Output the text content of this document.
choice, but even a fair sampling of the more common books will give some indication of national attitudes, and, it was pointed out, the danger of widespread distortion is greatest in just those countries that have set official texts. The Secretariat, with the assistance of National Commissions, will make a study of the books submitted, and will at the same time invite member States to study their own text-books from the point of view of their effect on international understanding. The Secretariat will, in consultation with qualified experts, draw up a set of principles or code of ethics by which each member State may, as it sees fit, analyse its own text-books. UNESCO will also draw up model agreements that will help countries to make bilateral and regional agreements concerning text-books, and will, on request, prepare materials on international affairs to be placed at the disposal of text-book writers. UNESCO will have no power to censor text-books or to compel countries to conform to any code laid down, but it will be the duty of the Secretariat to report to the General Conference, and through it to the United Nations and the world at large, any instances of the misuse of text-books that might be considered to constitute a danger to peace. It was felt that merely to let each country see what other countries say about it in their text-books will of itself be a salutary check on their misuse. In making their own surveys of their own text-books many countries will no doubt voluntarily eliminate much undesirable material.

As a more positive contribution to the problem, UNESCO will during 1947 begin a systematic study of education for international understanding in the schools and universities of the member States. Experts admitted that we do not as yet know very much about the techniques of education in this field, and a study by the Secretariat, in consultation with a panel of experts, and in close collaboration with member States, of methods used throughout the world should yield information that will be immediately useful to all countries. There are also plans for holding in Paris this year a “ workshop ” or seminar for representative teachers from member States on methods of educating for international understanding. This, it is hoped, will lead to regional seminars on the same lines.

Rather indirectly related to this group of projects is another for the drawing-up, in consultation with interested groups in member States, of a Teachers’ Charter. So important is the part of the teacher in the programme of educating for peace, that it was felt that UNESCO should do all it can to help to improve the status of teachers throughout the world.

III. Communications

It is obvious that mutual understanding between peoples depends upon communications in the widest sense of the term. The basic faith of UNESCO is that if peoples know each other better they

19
=====
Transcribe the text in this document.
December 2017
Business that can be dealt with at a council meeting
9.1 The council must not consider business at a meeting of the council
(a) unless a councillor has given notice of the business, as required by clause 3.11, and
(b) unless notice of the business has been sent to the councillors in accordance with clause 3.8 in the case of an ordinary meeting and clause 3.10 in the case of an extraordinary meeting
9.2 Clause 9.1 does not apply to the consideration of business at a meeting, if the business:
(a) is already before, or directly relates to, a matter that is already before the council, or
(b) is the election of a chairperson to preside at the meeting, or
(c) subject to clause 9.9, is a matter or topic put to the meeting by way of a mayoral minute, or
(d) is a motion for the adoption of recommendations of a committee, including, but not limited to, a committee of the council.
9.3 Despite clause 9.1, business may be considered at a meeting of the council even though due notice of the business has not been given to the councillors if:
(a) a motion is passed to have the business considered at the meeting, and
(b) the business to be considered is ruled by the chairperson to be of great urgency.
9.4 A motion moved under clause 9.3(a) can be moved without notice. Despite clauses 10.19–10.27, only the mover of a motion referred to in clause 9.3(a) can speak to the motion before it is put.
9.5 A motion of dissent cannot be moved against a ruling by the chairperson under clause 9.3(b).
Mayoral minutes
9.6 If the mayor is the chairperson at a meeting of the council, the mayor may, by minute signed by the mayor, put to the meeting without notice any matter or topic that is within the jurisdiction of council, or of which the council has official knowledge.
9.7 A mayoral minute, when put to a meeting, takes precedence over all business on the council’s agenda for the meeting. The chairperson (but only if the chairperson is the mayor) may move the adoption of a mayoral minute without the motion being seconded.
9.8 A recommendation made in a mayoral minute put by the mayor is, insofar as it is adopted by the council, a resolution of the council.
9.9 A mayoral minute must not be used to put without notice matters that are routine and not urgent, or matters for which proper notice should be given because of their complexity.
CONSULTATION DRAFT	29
=====
▸ **What you are asked to do**
Report the number of lines that contain "given", with no other words.

▸ **Task output**
3